Exercise goal » Reproduce the lines of the records verbatim, beginning with the line that contains "List every element" and continuing through the line that contains "contour-label: 5520 [292,632,317,643]", with both of those lines included.

********************

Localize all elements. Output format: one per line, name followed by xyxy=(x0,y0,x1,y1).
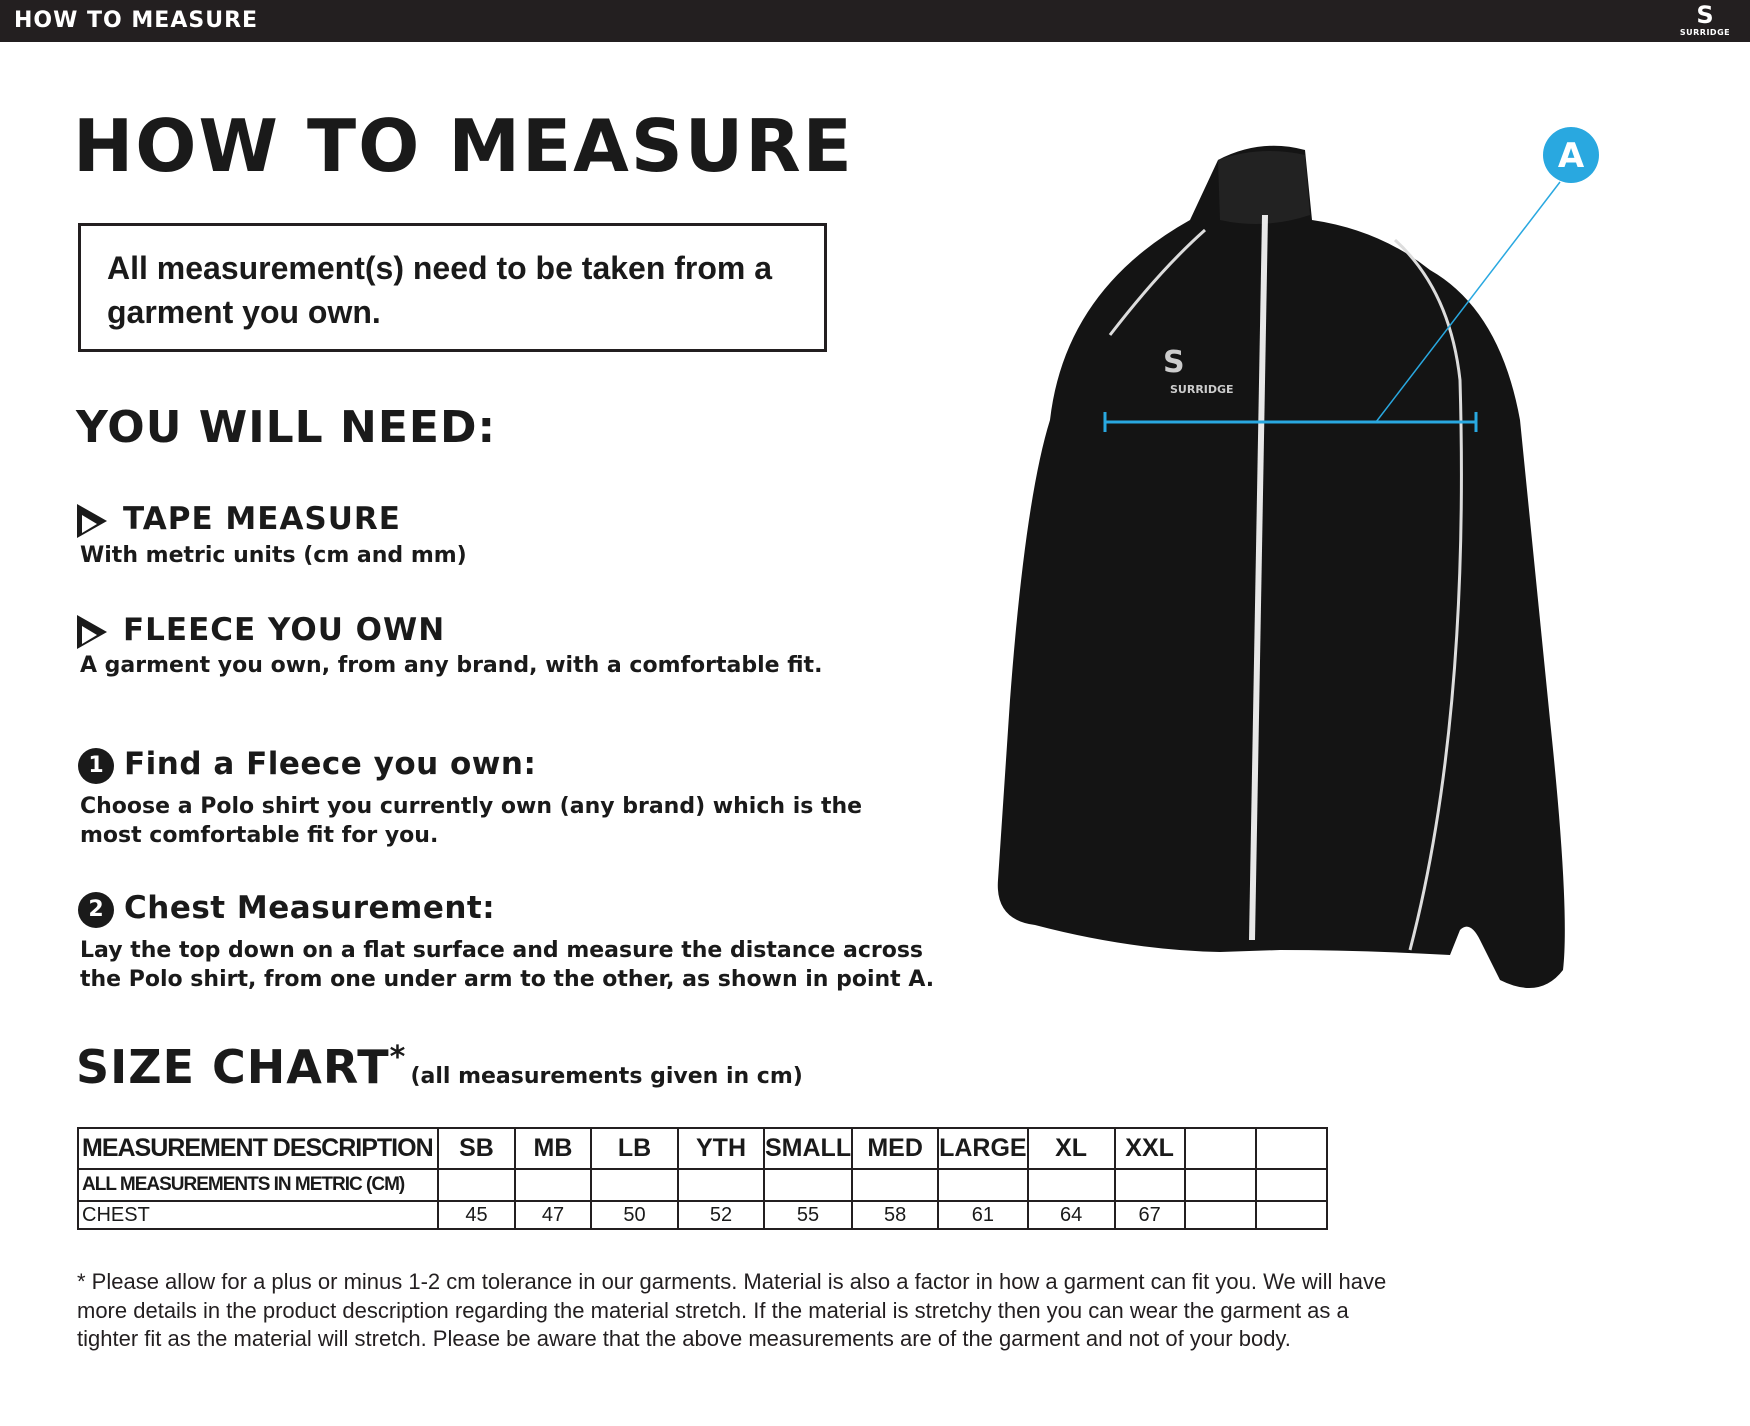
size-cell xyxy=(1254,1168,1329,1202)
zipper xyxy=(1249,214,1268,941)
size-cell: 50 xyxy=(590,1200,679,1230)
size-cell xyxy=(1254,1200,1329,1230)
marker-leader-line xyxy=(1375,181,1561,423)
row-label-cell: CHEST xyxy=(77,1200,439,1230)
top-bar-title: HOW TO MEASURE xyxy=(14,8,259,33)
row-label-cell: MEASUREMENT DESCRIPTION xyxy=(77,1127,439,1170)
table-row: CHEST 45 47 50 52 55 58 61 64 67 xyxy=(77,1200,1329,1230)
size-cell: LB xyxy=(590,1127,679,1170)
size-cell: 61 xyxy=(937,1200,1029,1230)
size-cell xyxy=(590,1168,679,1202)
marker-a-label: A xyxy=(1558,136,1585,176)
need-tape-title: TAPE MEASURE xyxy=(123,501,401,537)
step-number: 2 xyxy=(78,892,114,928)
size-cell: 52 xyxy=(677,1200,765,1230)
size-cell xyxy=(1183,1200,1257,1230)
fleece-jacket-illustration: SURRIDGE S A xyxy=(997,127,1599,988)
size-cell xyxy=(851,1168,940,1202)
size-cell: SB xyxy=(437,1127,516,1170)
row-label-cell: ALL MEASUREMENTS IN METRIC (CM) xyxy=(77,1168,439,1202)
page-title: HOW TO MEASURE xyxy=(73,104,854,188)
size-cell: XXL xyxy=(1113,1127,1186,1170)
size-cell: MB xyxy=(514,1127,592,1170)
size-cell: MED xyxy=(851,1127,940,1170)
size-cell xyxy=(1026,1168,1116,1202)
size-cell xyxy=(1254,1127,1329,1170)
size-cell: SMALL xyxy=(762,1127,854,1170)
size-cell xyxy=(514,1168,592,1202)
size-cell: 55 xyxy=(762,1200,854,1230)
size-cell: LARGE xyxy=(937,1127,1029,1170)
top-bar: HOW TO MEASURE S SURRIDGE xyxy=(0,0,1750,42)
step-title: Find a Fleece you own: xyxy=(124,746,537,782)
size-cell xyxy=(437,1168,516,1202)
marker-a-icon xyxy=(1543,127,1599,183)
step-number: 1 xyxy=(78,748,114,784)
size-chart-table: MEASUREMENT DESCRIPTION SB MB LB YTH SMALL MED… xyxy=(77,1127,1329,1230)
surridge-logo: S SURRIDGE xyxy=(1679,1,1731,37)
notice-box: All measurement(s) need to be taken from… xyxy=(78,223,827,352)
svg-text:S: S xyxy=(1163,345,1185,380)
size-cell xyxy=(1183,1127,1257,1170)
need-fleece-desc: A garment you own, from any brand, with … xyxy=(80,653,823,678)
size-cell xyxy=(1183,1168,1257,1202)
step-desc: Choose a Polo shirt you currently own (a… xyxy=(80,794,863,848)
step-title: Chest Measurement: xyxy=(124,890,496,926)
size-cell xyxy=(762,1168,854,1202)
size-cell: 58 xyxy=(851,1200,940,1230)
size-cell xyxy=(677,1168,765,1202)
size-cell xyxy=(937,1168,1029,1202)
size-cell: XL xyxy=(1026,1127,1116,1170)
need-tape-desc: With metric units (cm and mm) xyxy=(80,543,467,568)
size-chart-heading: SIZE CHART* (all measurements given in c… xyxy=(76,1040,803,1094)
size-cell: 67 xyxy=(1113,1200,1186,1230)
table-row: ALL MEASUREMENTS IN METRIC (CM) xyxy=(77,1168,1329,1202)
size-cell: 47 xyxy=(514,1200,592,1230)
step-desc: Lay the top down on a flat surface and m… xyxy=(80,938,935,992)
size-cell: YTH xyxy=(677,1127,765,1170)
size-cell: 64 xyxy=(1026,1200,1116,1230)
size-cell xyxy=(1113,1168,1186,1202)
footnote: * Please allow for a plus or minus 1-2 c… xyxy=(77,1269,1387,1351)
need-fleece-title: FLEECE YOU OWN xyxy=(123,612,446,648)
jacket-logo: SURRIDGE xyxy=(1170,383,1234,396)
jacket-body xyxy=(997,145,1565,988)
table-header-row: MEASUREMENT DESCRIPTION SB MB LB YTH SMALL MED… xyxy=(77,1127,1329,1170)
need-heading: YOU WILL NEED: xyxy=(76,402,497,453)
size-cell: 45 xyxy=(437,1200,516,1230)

********************

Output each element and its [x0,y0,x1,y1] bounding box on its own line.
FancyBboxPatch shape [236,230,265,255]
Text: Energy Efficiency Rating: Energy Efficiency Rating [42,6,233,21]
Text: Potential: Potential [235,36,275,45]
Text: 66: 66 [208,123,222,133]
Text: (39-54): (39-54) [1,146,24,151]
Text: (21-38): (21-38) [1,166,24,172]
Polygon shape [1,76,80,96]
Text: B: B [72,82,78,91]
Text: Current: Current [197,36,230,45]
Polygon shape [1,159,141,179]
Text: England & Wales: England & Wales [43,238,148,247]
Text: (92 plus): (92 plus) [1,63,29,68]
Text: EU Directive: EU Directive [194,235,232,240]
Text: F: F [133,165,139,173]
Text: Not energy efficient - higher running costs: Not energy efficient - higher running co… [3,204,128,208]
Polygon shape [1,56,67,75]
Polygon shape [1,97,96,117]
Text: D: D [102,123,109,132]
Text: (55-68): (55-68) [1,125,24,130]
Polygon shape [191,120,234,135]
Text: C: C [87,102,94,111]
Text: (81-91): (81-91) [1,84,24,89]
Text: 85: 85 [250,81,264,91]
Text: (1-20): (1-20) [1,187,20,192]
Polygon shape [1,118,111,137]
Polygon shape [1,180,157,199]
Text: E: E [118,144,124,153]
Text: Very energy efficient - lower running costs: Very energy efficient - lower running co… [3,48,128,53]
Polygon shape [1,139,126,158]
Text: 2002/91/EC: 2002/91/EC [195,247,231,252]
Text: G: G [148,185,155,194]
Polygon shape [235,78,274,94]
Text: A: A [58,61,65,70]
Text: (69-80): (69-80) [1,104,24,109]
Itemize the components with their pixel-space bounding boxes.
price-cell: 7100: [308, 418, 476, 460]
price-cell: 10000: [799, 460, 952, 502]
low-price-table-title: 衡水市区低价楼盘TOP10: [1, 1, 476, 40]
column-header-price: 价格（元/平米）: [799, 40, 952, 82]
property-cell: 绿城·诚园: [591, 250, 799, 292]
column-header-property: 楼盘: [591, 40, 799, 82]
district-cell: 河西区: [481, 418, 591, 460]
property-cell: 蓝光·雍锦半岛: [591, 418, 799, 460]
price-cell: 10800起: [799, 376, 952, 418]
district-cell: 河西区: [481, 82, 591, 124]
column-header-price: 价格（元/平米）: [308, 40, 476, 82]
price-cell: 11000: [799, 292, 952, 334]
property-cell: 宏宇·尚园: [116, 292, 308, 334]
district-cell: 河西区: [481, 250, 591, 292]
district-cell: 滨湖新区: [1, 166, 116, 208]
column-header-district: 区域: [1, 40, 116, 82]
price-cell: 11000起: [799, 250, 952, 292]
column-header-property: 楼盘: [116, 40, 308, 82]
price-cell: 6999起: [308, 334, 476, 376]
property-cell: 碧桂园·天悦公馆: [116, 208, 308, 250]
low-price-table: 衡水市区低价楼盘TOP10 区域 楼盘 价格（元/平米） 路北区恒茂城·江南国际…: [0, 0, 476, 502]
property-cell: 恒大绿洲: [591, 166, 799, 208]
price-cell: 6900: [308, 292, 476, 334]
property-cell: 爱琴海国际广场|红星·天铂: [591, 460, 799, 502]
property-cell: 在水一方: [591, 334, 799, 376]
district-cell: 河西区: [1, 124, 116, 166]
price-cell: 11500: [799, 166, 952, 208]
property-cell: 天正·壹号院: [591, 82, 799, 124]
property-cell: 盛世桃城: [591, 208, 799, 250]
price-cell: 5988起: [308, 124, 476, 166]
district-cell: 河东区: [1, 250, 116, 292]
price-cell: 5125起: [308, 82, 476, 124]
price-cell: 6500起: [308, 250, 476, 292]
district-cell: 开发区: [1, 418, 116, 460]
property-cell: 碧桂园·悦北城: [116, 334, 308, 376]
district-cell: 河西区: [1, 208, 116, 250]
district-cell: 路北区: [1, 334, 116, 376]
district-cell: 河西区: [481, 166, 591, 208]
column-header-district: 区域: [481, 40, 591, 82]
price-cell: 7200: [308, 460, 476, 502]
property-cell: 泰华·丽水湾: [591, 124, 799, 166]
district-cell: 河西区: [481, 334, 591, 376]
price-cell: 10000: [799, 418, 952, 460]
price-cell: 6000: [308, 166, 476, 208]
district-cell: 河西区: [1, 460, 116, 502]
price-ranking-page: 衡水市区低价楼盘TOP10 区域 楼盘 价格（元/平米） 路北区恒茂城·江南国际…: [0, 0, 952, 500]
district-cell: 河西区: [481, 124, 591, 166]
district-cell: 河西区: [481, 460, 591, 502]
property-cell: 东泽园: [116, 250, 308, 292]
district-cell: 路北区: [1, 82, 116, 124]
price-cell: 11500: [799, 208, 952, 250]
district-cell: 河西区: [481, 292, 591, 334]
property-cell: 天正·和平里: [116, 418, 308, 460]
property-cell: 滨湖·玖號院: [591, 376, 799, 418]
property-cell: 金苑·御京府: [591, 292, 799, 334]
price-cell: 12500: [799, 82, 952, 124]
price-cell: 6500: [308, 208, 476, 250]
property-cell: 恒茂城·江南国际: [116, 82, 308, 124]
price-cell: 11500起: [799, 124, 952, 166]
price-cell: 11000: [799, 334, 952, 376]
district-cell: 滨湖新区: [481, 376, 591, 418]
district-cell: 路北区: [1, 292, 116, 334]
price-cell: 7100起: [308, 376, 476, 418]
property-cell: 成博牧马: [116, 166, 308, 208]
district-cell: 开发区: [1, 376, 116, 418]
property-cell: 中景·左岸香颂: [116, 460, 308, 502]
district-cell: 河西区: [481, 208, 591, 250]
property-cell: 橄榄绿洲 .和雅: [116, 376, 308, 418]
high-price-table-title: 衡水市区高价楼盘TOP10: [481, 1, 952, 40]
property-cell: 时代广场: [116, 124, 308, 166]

********************

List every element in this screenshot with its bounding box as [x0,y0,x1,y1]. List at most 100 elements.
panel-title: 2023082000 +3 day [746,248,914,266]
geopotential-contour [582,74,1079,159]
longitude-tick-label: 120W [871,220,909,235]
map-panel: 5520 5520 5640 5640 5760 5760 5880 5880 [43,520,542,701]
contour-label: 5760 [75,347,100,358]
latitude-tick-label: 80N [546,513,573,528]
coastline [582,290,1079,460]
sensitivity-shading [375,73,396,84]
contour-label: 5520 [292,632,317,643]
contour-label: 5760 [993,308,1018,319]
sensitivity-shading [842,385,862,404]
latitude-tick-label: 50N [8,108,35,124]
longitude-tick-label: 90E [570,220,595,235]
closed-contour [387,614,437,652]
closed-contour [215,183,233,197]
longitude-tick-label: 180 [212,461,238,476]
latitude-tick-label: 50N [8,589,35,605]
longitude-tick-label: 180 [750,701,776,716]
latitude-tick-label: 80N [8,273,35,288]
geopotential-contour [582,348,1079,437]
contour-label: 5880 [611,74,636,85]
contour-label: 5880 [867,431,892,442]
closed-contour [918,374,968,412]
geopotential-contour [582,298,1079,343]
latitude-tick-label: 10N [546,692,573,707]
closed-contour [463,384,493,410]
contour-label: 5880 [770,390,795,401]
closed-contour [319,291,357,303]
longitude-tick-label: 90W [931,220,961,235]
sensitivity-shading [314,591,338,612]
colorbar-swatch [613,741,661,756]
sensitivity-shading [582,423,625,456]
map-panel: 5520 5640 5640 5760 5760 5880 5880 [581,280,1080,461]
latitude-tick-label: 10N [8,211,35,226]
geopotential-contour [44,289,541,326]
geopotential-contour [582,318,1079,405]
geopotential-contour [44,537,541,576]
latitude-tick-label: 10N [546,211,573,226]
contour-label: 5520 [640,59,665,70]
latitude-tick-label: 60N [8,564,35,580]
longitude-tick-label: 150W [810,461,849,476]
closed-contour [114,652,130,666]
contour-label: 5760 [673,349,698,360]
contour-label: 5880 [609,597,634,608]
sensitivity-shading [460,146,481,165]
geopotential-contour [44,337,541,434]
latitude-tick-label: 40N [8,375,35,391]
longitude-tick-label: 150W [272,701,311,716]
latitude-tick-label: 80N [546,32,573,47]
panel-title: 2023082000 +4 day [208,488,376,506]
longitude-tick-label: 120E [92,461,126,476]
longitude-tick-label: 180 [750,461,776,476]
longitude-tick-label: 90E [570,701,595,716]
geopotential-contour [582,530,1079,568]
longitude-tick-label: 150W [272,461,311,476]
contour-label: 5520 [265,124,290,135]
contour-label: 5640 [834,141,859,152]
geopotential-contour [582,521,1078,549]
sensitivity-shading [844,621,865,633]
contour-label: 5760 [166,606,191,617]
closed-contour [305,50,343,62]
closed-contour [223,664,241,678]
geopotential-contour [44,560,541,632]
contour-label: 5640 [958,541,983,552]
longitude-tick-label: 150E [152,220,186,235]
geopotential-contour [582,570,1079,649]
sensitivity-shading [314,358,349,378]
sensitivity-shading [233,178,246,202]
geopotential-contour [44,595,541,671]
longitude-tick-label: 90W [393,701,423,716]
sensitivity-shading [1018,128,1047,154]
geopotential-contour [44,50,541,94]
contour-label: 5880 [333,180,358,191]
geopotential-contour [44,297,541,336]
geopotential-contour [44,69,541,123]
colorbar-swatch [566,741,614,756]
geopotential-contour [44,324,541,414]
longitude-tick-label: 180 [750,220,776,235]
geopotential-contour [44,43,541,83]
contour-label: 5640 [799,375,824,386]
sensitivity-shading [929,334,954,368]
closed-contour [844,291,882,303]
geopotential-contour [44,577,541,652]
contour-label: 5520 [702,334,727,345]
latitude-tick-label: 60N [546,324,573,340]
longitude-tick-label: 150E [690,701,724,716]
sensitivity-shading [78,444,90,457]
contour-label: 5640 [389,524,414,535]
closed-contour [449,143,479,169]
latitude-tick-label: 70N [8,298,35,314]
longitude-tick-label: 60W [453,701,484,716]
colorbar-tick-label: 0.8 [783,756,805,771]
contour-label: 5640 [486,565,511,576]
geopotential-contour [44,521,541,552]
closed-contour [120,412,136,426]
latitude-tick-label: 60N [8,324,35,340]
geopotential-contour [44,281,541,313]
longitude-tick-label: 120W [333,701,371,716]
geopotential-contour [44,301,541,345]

********************

Solution to the problem »
List every element in this screenshot with its bounding box as [x0,y0,x1,y1]. List at most 100 elements.
panel-title: 2023082000 +3 day [746,248,914,266]
geopotential-contour [582,74,1079,159]
longitude-tick-label: 120W [871,220,909,235]
map-panel: 5520 5520 5640 5640 5760 5760 5880 5880 [43,520,542,701]
contour-label: 5760 [75,347,100,358]
latitude-tick-label: 80N [546,513,573,528]
coastline [582,290,1079,460]
sensitivity-shading [375,73,396,84]
contour-label: 5520 [292,632,317,643]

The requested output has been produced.